═════ Source material ═════

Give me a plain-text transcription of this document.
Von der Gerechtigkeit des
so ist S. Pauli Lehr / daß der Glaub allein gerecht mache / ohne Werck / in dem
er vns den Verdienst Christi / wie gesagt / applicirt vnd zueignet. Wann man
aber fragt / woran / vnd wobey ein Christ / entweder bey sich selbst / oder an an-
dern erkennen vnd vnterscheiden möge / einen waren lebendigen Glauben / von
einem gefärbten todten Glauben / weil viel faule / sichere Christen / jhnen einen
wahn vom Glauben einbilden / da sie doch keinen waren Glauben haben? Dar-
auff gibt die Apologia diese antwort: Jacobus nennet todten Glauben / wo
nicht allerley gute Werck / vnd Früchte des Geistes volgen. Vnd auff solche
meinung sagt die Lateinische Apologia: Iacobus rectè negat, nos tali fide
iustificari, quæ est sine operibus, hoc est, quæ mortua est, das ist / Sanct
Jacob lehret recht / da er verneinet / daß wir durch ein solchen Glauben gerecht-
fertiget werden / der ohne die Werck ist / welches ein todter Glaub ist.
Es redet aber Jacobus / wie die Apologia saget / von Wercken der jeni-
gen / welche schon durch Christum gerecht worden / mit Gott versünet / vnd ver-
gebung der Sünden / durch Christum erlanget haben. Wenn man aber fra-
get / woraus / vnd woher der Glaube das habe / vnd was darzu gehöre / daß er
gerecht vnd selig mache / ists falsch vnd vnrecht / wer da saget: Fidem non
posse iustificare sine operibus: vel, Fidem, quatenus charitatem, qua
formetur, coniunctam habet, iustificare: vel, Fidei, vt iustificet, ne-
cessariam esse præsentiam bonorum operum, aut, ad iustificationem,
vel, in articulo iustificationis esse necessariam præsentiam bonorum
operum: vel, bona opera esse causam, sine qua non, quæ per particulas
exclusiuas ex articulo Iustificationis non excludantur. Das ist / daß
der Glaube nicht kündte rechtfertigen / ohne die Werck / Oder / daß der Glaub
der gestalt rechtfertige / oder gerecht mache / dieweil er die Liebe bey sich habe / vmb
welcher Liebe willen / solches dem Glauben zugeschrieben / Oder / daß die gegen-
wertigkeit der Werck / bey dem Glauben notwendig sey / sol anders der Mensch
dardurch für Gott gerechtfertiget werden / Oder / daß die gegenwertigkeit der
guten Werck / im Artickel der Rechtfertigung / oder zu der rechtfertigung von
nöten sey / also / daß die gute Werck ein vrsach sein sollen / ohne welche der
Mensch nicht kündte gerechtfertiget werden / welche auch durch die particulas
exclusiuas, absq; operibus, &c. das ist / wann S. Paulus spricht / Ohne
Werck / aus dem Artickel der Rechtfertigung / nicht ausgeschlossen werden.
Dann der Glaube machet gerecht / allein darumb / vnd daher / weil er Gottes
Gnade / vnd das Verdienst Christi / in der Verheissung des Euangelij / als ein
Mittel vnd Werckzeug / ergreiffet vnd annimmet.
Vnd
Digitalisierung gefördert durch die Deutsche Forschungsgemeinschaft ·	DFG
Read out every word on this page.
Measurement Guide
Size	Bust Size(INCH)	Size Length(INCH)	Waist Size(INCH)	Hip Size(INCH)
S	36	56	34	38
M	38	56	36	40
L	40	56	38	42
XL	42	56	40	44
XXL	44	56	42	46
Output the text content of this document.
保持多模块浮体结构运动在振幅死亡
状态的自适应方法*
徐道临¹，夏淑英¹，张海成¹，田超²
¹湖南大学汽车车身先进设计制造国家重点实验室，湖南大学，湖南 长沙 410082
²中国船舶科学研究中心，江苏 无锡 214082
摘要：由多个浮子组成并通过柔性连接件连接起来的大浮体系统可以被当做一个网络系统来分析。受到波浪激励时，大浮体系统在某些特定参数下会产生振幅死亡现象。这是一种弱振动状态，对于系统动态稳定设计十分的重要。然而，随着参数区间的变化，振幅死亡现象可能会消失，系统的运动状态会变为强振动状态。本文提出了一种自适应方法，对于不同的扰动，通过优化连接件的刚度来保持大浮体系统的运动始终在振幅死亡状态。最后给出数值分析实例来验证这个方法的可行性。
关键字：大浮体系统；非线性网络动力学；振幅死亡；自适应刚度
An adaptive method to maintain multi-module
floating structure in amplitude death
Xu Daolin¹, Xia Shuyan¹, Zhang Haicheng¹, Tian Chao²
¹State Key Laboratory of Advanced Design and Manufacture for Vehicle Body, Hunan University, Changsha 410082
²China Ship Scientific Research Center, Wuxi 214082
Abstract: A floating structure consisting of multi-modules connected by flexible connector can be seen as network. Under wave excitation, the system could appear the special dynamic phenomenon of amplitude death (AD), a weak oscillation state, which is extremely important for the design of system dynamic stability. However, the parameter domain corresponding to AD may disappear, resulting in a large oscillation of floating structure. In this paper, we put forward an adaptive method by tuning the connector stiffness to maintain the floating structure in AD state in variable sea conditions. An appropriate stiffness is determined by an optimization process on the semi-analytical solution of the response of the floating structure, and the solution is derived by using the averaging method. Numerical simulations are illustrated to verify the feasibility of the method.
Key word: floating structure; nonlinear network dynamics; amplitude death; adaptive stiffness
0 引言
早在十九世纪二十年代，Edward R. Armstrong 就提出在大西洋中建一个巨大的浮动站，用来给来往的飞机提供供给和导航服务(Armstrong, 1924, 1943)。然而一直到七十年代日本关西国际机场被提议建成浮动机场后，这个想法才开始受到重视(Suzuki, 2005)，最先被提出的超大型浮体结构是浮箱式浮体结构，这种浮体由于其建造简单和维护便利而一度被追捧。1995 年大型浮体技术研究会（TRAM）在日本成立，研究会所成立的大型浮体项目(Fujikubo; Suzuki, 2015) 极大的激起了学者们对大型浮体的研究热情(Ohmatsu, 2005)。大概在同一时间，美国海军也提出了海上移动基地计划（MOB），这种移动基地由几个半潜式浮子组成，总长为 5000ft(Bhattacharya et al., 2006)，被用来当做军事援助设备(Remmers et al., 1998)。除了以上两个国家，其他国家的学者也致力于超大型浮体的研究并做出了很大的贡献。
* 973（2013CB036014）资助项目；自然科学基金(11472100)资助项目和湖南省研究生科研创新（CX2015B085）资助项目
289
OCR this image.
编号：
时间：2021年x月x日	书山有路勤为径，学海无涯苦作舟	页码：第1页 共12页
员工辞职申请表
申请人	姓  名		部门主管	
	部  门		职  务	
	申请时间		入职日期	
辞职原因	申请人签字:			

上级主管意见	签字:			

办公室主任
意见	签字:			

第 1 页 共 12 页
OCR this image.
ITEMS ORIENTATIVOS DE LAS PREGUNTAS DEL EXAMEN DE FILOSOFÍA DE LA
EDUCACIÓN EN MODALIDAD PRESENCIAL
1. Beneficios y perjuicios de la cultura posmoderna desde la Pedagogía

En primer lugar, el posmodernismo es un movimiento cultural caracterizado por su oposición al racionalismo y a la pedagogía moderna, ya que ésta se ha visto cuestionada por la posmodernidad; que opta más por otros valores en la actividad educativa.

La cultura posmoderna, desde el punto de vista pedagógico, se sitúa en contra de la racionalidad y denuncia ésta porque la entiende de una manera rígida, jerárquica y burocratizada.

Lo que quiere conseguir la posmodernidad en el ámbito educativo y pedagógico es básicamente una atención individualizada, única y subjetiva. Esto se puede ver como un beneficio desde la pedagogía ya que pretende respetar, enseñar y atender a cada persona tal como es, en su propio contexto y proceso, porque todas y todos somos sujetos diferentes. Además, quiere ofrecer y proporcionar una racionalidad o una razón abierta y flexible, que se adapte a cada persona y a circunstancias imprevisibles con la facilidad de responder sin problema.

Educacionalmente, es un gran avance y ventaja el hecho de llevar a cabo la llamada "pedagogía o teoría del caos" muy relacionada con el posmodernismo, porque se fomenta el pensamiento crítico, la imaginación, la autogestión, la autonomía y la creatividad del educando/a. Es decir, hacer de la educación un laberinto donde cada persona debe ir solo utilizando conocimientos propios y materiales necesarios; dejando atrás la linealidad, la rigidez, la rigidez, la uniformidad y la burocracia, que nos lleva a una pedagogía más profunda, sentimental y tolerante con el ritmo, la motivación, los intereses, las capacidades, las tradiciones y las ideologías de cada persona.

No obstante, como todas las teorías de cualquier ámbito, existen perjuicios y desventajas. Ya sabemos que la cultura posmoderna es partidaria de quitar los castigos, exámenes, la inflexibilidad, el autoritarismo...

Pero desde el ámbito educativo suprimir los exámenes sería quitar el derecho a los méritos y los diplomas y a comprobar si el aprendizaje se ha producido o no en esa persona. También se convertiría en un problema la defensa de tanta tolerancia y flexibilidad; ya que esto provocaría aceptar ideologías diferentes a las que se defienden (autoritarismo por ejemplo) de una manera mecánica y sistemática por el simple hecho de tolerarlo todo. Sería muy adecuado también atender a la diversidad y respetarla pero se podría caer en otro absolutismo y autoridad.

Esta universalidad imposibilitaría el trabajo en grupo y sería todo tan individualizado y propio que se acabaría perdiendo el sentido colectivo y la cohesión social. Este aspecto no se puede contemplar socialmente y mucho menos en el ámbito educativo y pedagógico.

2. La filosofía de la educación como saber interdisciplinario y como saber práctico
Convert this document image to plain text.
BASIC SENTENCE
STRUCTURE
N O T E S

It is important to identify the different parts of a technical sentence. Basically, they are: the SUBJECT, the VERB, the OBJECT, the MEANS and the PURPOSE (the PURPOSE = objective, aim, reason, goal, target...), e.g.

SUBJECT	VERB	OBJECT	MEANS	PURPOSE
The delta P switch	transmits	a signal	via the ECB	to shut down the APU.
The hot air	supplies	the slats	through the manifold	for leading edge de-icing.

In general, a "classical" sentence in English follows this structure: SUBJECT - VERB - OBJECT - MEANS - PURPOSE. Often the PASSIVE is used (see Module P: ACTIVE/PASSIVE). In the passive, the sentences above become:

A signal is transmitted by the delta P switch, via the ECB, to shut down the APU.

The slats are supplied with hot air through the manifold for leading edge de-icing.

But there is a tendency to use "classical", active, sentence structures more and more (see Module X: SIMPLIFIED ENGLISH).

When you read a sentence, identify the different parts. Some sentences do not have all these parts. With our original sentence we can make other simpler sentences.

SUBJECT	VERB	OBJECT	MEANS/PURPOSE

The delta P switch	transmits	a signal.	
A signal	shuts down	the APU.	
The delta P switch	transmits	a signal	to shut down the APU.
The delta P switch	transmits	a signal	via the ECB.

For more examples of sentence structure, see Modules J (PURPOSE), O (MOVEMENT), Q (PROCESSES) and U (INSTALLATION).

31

═════

» **Written exercise**
Show the lines that mention the word "operum".

» **Exercise output**
cessariam esse præsentiam bonorum operum, aut, ad iustificationem,
operum: vel, bona opera esse causam, sine qua non, quæ per particulas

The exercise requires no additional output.